- **WRITTEN TASK**: From the listing below, select every line where the word "وبلا" appears.

+ + + + + + +

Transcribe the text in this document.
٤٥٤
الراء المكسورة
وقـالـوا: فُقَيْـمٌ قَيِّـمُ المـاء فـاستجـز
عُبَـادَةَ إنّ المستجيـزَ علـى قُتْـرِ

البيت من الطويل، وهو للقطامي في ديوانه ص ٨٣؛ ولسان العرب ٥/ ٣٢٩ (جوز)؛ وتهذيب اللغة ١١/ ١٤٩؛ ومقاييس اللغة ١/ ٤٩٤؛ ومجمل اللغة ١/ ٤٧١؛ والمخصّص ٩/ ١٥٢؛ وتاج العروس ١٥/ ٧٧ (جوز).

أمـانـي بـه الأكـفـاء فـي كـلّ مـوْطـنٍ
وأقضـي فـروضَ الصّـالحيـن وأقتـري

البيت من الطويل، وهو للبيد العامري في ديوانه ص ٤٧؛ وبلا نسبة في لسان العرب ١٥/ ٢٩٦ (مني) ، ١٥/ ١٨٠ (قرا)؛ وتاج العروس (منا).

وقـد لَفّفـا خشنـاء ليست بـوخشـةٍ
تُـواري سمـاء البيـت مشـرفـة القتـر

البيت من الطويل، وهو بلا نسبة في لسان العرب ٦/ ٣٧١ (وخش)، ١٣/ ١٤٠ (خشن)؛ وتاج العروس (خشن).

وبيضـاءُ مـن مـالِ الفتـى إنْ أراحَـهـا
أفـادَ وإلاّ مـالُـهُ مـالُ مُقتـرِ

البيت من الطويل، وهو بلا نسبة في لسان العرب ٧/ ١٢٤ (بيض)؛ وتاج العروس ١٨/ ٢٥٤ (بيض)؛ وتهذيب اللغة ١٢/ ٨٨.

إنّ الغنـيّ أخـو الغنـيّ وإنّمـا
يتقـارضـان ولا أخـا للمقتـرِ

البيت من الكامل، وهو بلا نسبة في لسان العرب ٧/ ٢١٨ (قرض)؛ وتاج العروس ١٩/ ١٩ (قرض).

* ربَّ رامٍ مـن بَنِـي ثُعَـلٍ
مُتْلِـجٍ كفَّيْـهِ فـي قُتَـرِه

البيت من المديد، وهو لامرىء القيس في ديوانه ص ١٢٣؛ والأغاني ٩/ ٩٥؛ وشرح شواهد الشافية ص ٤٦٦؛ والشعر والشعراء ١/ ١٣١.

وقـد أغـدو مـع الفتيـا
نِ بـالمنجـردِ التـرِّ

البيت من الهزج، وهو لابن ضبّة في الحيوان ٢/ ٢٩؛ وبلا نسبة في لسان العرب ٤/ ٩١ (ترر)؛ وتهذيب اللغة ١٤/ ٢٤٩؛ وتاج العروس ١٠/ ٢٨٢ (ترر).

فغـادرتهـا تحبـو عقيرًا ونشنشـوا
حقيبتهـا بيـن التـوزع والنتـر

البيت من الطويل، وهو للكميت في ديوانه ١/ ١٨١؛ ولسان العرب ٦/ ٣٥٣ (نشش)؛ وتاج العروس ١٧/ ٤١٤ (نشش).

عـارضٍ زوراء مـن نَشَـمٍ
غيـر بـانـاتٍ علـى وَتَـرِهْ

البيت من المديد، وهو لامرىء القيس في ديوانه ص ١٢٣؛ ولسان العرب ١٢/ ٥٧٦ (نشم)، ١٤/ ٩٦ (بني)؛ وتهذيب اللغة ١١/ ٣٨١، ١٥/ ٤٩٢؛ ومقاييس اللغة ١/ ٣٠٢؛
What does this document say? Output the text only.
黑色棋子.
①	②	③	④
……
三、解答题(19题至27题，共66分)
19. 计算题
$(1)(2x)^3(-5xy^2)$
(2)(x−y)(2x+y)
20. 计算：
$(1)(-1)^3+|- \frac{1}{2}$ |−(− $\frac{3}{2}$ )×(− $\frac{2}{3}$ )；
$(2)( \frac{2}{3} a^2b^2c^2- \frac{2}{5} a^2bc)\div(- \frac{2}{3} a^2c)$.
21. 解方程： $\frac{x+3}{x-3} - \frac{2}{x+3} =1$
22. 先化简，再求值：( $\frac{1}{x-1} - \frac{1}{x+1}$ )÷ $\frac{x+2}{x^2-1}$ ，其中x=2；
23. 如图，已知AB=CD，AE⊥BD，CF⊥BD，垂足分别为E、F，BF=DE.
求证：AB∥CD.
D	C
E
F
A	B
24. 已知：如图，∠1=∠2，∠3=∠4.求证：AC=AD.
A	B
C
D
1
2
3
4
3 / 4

+ + + + + + +

- **TASK RESPONSE**:
البيت من الطويل، وهو للبيد العامري في ديوانه ص ٤٧؛ وبلا نسبة في لسان العرب ١٥/ ٢٩٦ (مني) ، ١٥/ ١٨٠ (قرا)؛ وتاج العروس (منا).
البيت من الهزج، وهو لابن ضبّة في الحيوان ٢/ ٢٩؛ وبلا نسبة في لسان العرب ٤/ ٩١ (ترر)؛ وتهذيب اللغة ١٤/ ٢٤٩؛ وتاج العروس ١٠/ ٢٨٢ (ترر).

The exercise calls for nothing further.